[Saved data entries]

BEGIN

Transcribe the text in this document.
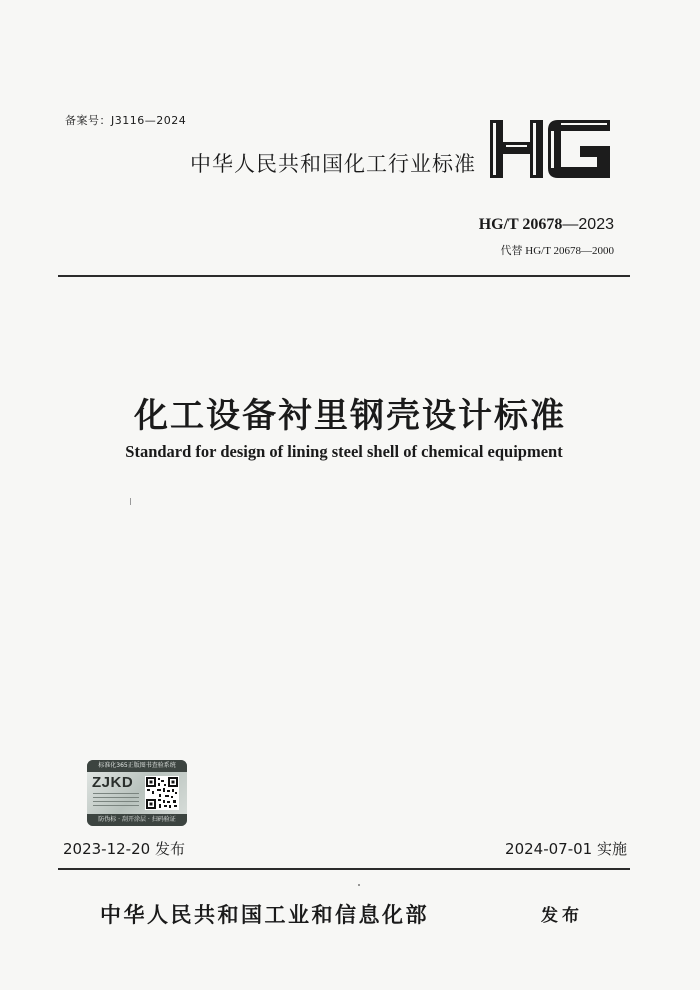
备案号：J3116—2024
中华人民共和国化工行业标准
HG/T 20678—2023
代替 HG/T 20678—2000
化工设备衬里钢壳设计标准
Standard for design of lining steel shell of chemical equipment
标准化365正版图书查验系统
ZJKD
防伪标 · 刮开涂层 · 扫码验证
2023-12-20 发布	2024-07-01 实施
中华人民共和国工业和信息化部	发布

END

=== Written request ===
Repeat the material above word for word, please, apart from its images.

=== Task response ===
Transcribe the text in this document.
备案号：J3116—2024
中华人民共和国化工行业标准
HG/T 20678—2023
代替 HG/T 20678—2000
化工设备衬里钢壳设计标准
Standard for design of lining steel shell of chemical equipment
标准化365正版图书查验系统
ZJKD
防伪标 · 刮开涂层 · 扫码验证
2023-12-20 发布	2024-07-01 实施
中华人民共和国工业和信息化部	发布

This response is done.